DESCRIPTION OF THE TASK>
Every record must be transcribed in its entirety, apart from the images, which are to be omitted.

Records excerpted from a collection:
- - - -
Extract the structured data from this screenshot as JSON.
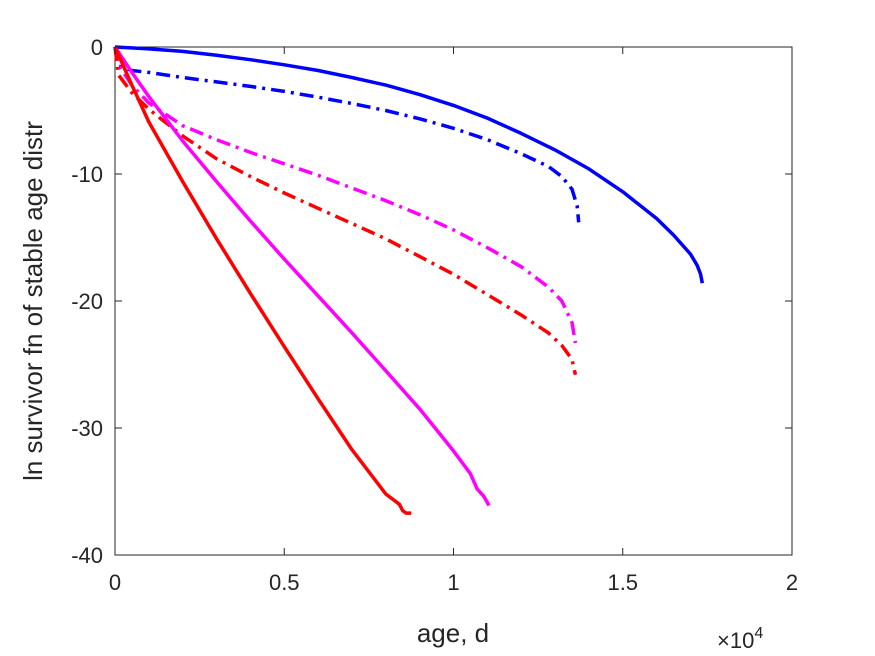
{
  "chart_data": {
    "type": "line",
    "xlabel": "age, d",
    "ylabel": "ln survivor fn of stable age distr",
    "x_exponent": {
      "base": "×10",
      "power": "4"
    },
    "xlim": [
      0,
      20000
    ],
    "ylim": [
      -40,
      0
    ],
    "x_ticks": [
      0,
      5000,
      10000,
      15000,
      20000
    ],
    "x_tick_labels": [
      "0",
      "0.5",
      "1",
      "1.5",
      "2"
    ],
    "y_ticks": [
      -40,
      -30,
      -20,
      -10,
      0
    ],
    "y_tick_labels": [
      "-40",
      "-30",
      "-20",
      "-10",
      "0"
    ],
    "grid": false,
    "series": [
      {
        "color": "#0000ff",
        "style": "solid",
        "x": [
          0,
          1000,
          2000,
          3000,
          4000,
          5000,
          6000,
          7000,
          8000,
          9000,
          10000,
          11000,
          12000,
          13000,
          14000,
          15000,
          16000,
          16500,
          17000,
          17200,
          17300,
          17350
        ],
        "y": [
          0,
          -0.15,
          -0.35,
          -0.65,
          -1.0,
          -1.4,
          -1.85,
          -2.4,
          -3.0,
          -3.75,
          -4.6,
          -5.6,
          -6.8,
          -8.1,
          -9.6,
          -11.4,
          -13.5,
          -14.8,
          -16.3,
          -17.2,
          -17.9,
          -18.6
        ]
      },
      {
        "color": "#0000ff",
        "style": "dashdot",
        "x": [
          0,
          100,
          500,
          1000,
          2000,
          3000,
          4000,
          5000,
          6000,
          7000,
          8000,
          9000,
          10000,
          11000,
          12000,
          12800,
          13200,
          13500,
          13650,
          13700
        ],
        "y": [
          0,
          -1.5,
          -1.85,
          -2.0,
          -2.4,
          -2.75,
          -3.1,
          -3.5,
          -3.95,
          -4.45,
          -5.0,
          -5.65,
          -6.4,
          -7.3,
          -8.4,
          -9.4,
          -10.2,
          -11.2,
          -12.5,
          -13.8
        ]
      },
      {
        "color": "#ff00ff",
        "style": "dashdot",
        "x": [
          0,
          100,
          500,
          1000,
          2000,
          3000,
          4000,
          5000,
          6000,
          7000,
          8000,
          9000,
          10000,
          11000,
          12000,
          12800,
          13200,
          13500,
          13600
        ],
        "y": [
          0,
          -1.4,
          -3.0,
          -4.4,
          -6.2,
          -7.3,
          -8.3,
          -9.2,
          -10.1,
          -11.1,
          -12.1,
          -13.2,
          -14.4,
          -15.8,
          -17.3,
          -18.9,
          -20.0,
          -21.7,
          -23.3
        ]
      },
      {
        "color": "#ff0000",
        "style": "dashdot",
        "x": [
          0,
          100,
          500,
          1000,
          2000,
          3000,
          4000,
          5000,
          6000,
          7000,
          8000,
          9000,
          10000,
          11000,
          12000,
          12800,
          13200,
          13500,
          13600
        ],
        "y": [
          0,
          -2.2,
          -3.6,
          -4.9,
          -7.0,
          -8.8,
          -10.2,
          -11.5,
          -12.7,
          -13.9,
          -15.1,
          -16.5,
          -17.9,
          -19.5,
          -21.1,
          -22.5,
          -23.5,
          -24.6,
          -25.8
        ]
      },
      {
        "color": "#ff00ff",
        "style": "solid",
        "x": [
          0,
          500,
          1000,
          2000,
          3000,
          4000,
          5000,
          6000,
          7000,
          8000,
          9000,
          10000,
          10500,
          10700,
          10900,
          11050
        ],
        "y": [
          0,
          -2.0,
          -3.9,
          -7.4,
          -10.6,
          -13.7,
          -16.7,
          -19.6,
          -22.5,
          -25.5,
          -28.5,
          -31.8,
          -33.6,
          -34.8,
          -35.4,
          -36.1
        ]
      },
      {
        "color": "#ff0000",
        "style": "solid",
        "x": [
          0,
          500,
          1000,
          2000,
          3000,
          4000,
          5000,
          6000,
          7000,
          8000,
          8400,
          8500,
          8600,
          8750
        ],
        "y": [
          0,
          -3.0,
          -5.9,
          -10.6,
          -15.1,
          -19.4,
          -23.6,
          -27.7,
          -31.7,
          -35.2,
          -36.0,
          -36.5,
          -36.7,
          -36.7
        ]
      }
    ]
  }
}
- - - -
ANSWER TO THIS PROBLEM>
Extract the structured data from this screenshot as JSON.
{
  "chart_data": {
    "type": "line",
    "xlabel": "age, d",
    "ylabel": "ln survivor fn of stable age distr",
    "x_exponent": {
      "base": "×10",
      "power": "4"
    },
    "xlim": [
      0,
      20000
    ],
    "ylim": [
      -40,
      0
    ],
    "x_ticks": [
      0,
      5000,
      10000,
      15000,
      20000
    ],
    "x_tick_labels": [
      "0",
      "0.5",
      "1",
      "1.5",
      "2"
    ],
    "y_ticks": [
      -40,
      -30,
      -20,
      -10,
      0
    ],
    "y_tick_labels": [
      "-40",
      "-30",
      "-20",
      "-10",
      "0"
    ],
    "grid": false,
    "series": [
      {
        "color": "#0000ff",
        "style": "solid",
        "x": [
          0,
          1000,
          2000,
          3000,
          4000,
          5000,
          6000,
          7000,
          8000,
          9000,
          10000,
          11000,
          12000,
          13000,
          14000,
          15000,
          16000,
          16500,
          17000,
          17200,
          17300,
          17350
        ],
        "y": [
          0,
          -0.15,
          -0.35,
          -0.65,
          -1.0,
          -1.4,
          -1.85,
          -2.4,
          -3.0,
          -3.75,
          -4.6,
          -5.6,
          -6.8,
          -8.1,
          -9.6,
          -11.4,
          -13.5,
          -14.8,
          -16.3,
          -17.2,
          -17.9,
          -18.6
        ]
      },
      {
        "color": "#0000ff",
        "style": "dashdot",
        "x": [
          0,
          100,
          500,
          1000,
          2000,
          3000,
          4000,
          5000,
          6000,
          7000,
          8000,
          9000,
          10000,
          11000,
          12000,
          12800,
          13200,
          13500,
          13650,
          13700
        ],
        "y": [
          0,
          -1.5,
          -1.85,
          -2.0,
          -2.4,
          -2.75,
          -3.1,
          -3.5,
          -3.95,
          -4.45,
          -5.0,
          -5.65,
          -6.4,
          -7.3,
          -8.4,
          -9.4,
          -10.2,
          -11.2,
          -12.5,
          -13.8
        ]
      },
      {
        "color": "#ff00ff",
        "style": "dashdot",
        "x": [
          0,
          100,
          500,
          1000,
          2000,
          3000,
          4000,
          5000,
          6000,
          7000,
          8000,
          9000,
          10000,
          11000,
          12000,
          12800,
          13200,
          13500,
          13600
        ],
        "y": [
          0,
          -1.4,
          -3.0,
          -4.4,
          -6.2,
          -7.3,
          -8.3,
          -9.2,
          -10.1,
          -11.1,
          -12.1,
          -13.2,
          -14.4,
          -15.8,
          -17.3,
          -18.9,
          -20.0,
          -21.7,
          -23.3
        ]
      },
      {
        "color": "#ff0000",
        "style": "dashdot",
        "x": [
          0,
          100,
          500,
          1000,
          2000,
          3000,
          4000,
          5000,
          6000,
          7000,
          8000,
          9000,
          10000,
          11000,
          12000,
          12800,
          13200,
          13500,
          13600
        ],
        "y": [
          0,
          -2.2,
          -3.6,
          -4.9,
          -7.0,
          -8.8,
          -10.2,
          -11.5,
          -12.7,
          -13.9,
          -15.1,
          -16.5,
          -17.9,
          -19.5,
          -21.1,
          -22.5,
          -23.5,
          -24.6,
          -25.8
        ]
      },
      {
        "color": "#ff00ff",
        "style": "solid",
        "x": [
          0,
          500,
          1000,
          2000,
          3000,
          4000,
          5000,
          6000,
          7000,
          8000,
          9000,
          10000,
          10500,
          10700,
          10900,
          11050
        ],
        "y": [
          0,
          -2.0,
          -3.9,
          -7.4,
          -10.6,
          -13.7,
          -16.7,
          -19.6,
          -22.5,
          -25.5,
          -28.5,
          -31.8,
          -33.6,
          -34.8,
          -35.4,
          -36.1
        ]
      },
      {
        "color": "#ff0000",
        "style": "solid",
        "x": [
          0,
          500,
          1000,
          2000,
          3000,
          4000,
          5000,
          6000,
          7000,
          8000,
          8400,
          8500,
          8600,
          8750
        ],
        "y": [
          0,
          -3.0,
          -5.9,
          -10.6,
          -15.1,
          -19.4,
          -23.6,
          -27.7,
          -31.7,
          -35.2,
          -36.0,
          -36.5,
          -36.7,
          -36.7
        ]
      }
    ]
  }
}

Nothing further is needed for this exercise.